TASK GOAL:
Repeat the records in full and exactly, omitting pictures.

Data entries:
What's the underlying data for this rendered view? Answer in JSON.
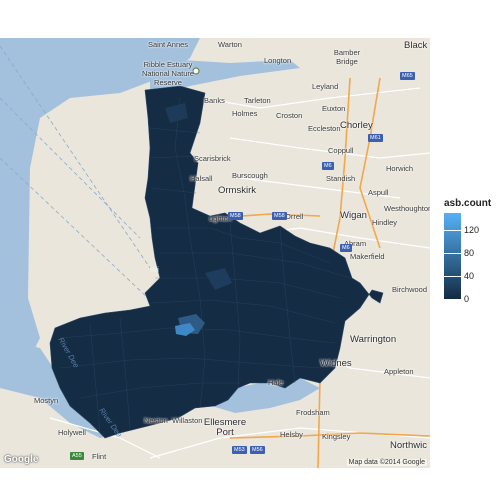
{
  "map": {
    "place_labels": [
      {
        "name": "Saint Annes",
        "style": "plain"
      },
      {
        "name": "Warton",
        "style": "plain"
      },
      {
        "name": "Bamber Bridge",
        "style": "plain"
      },
      {
        "name": "Black",
        "style": "big"
      },
      {
        "name": "Ribble Estuary National Nature Reserve",
        "style": "plain"
      },
      {
        "name": "Longton",
        "style": "plain"
      },
      {
        "name": "Leyland",
        "style": "plain"
      },
      {
        "name": "Banks",
        "style": "plain"
      },
      {
        "name": "Tarleton",
        "style": "plain"
      },
      {
        "name": "Euxton",
        "style": "plain"
      },
      {
        "name": "Holmes",
        "style": "plain"
      },
      {
        "name": "Croston",
        "style": "plain"
      },
      {
        "name": "Eccleston",
        "style": "plain"
      },
      {
        "name": "Chorley",
        "style": "big"
      },
      {
        "name": "Coppull",
        "style": "plain"
      },
      {
        "name": "Horwich",
        "style": "plain"
      },
      {
        "name": "Scarisbrick",
        "style": "plain"
      },
      {
        "name": "Burscough",
        "style": "plain"
      },
      {
        "name": "Standish",
        "style": "plain"
      },
      {
        "name": "Halsall",
        "style": "plain"
      },
      {
        "name": "Ormskirk",
        "style": "big"
      },
      {
        "name": "Aspull",
        "style": "plain"
      },
      {
        "name": "Westhoughton",
        "style": "plain"
      },
      {
        "name": "ughton",
        "style": "plain"
      },
      {
        "name": "Orrell",
        "style": "plain"
      },
      {
        "name": "Wigan",
        "style": "big"
      },
      {
        "name": "Hindley",
        "style": "plain"
      },
      {
        "name": "Abram",
        "style": "plain"
      },
      {
        "name": "Makerfield",
        "style": "plain"
      },
      {
        "name": "Birchwood",
        "style": "plain"
      },
      {
        "name": "Warrington",
        "style": "big"
      },
      {
        "name": "Widnes",
        "style": "big"
      },
      {
        "name": "Hale",
        "style": "plain"
      },
      {
        "name": "Appleton",
        "style": "plain"
      },
      {
        "name": "Mostyn",
        "style": "plain"
      },
      {
        "name": "Neston",
        "style": "plain"
      },
      {
        "name": "Willaston",
        "style": "plain"
      },
      {
        "name": "Ellesmere Port",
        "style": "big"
      },
      {
        "name": "Frodsham",
        "style": "plain"
      },
      {
        "name": "Helsby",
        "style": "plain"
      },
      {
        "name": "Kingsley",
        "style": "plain"
      },
      {
        "name": "Northwic",
        "style": "big"
      },
      {
        "name": "Holywell",
        "style": "plain"
      },
      {
        "name": "Flint",
        "style": "plain"
      },
      {
        "name": "Wi",
        "style": "light"
      },
      {
        "name": "River Dee",
        "style": "water"
      },
      {
        "name": "River Dee",
        "style": "water"
      }
    ],
    "road_shields": [
      {
        "name": "M65",
        "color": "#3c5fb0"
      },
      {
        "name": "M61",
        "color": "#3c5fb0"
      },
      {
        "name": "M6",
        "color": "#3c5fb0"
      },
      {
        "name": "M58",
        "color": "#3c5fb0"
      },
      {
        "name": "M58",
        "color": "#3c5fb0"
      },
      {
        "name": "M6",
        "color": "#3c5fb0"
      },
      {
        "name": "M53",
        "color": "#3c5fb0"
      },
      {
        "name": "M56",
        "color": "#3c5fb0"
      },
      {
        "name": "A55",
        "color": "#3a8a3a"
      }
    ],
    "google_logo": "Google",
    "credit": "Map data ©2014 Google",
    "fill_low_color": "#132b43",
    "fill_high_color": "#56b1f7",
    "sea_color": "#a3c1dd",
    "land_color": "#eae6dc"
  },
  "legend": {
    "title": "asb.count",
    "min": 0,
    "max": 150,
    "breaks": [
      {
        "label": "120",
        "value": 120
      },
      {
        "label": "80",
        "value": 80
      },
      {
        "label": "40",
        "value": 40
      },
      {
        "label": "0",
        "value": 0
      }
    ],
    "low_color": "#132b43",
    "high_color": "#56b1f7"
  }
}
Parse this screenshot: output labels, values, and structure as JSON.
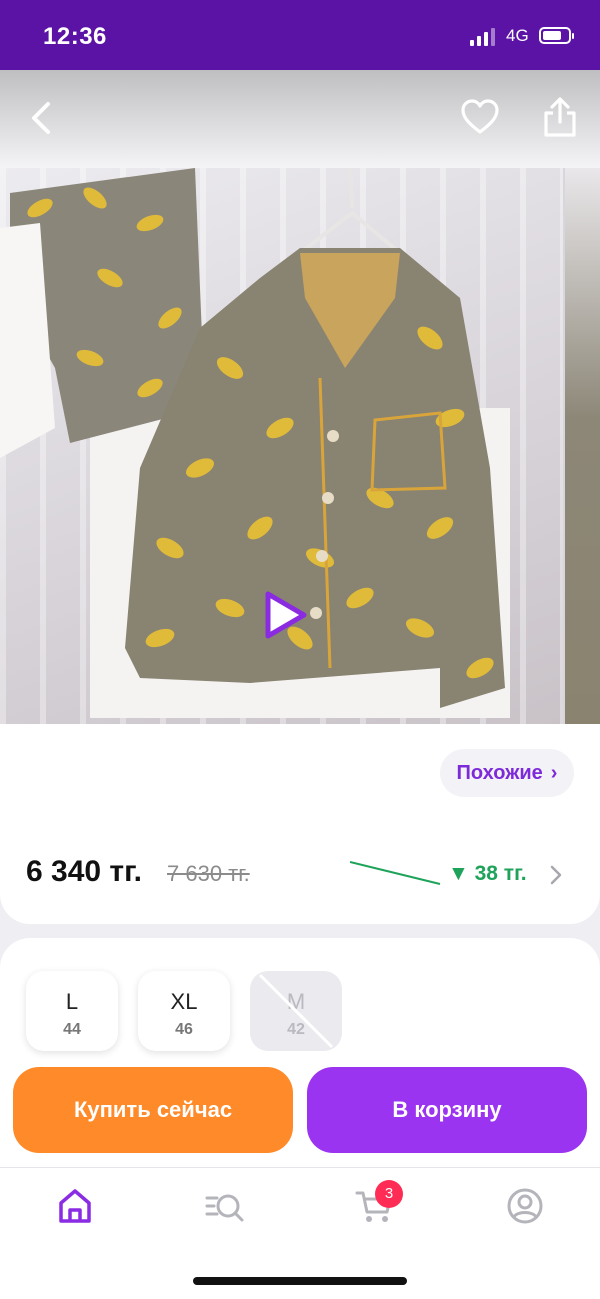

FINAL RESULT:
What's the underlying data for this rendered view? Answer in JSON.
{
  "map": {
    "place_labels": [
      {
        "name": "Saint Annes",
        "style": "plain"
      },
      {
        "name": "Warton",
        "style": "plain"
      },
      {
        "name": "Bamber Bridge",
        "style": "plain"
      },
      {
        "name": "Black",
        "style": "big"
      },
      {
        "name": "Ribble Estuary National Nature Reserve",
        "style": "plain"
      },
      {
        "name": "Longton",
        "style": "plain"
      },
      {
        "name": "Leyland",
        "style": "plain"
      },
      {
        "name": "Banks",
        "style": "plain"
      },
      {
        "name": "Tarleton",
        "style": "plain"
      },
      {
        "name": "Euxton",
        "style": "plain"
      },
      {
        "name": "Holmes",
        "style": "plain"
      },
      {
        "name": "Croston",
        "style": "plain"
      },
      {
        "name": "Eccleston",
        "style": "plain"
      },
      {
        "name": "Chorley",
        "style": "big"
      },
      {
        "name": "Coppull",
        "style": "plain"
      },
      {
        "name": "Horwich",
        "style": "plain"
      },
      {
        "name": "Scarisbrick",
        "style": "plain"
      },
      {
        "name": "Burscough",
        "style": "plain"
      },
      {
        "name": "Standish",
        "style": "plain"
      },
      {
        "name": "Halsall",
        "style": "plain"
      },
      {
        "name": "Ormskirk",
        "style": "big"
      },
      {
        "name": "Aspull",
        "style": "plain"
      },
      {
        "name": "Westhoughton",
        "style": "plain"
      },
      {
        "name": "ughton",
        "style": "plain"
      },
      {
        "name": "Orrell",
        "style": "plain"
      },
      {
        "name": "Wigan",
        "style": "big"
      },
      {
        "name": "Hindley",
        "style": "plain"
      },
      {
        "name": "Abram",
        "style": "plain"
      },
      {
        "name": "Makerfield",
        "style": "plain"
      },
      {
        "name": "Birchwood",
        "style": "plain"
      },
      {
        "name": "Warrington",
        "style": "big"
      },
      {
        "name": "Widnes",
        "style": "big"
      },
      {
        "name": "Hale",
        "style": "plain"
      },
      {
        "name": "Appleton",
        "style": "plain"
      },
      {
        "name": "Mostyn",
        "style": "plain"
      },
      {
        "name": "Neston",
        "style": "plain"
      },
      {
        "name": "Willaston",
        "style": "plain"
      },
      {
        "name": "Ellesmere Port",
        "style": "big"
      },
      {
        "name": "Frodsham",
        "style": "plain"
      },
      {
        "name": "Helsby",
        "style": "plain"
      },
      {
        "name": "Kingsley",
        "style": "plain"
      },
      {
        "name": "Northwic",
        "style": "big"
      },
      {
        "name": "Holywell",
        "style": "plain"
      },
      {
        "name": "Flint",
        "style": "plain"
      },
      {
        "name": "Wi",
        "style": "light"
      },
      {
        "name": "River Dee",
        "style": "water"
      },
      {
        "name": "River Dee",
        "style": "water"
      }
    ],
    "road_shields": [
      {
        "name": "M65",
        "color": "#3c5fb0"
      },
      {
        "name": "M61",
        "color": "#3c5fb0"
      },
      {
        "name": "M6",
        "color": "#3c5fb0"
      },
      {
        "name": "M58",
        "color": "#3c5fb0"
      },
      {
        "name": "M58",
        "color": "#3c5fb0"
      },
      {
        "name": "M6",
        "color": "#3c5fb0"
      },
      {
        "name": "M53",
        "color": "#3c5fb0"
      },
      {
        "name": "M56",
        "color": "#3c5fb0"
      },
      {
        "name": "A55",
        "color": "#3a8a3a"
      }
    ],
    "google_logo": "Google",
    "credit": "Map data ©2014 Google",
    "fill_low_color": "#132b43",
    "fill_high_color": "#56b1f7",
    "sea_color": "#a3c1dd",
    "land_color": "#eae6dc"
  },
  "legend": {
    "title": "asb.count",
    "min": 0,
    "max": 150,
    "breaks": [
      {
        "label": "120",
        "value": 120
      },
      {
        "label": "80",
        "value": 80
      },
      {
        "label": "40",
        "value": 40
      },
      {
        "label": "0",
        "value": 0
      }
    ],
    "low_color": "#132b43",
    "high_color": "#56b1f7"
  }
}
Parse this screenshot: output labels, values, and structure as JSON.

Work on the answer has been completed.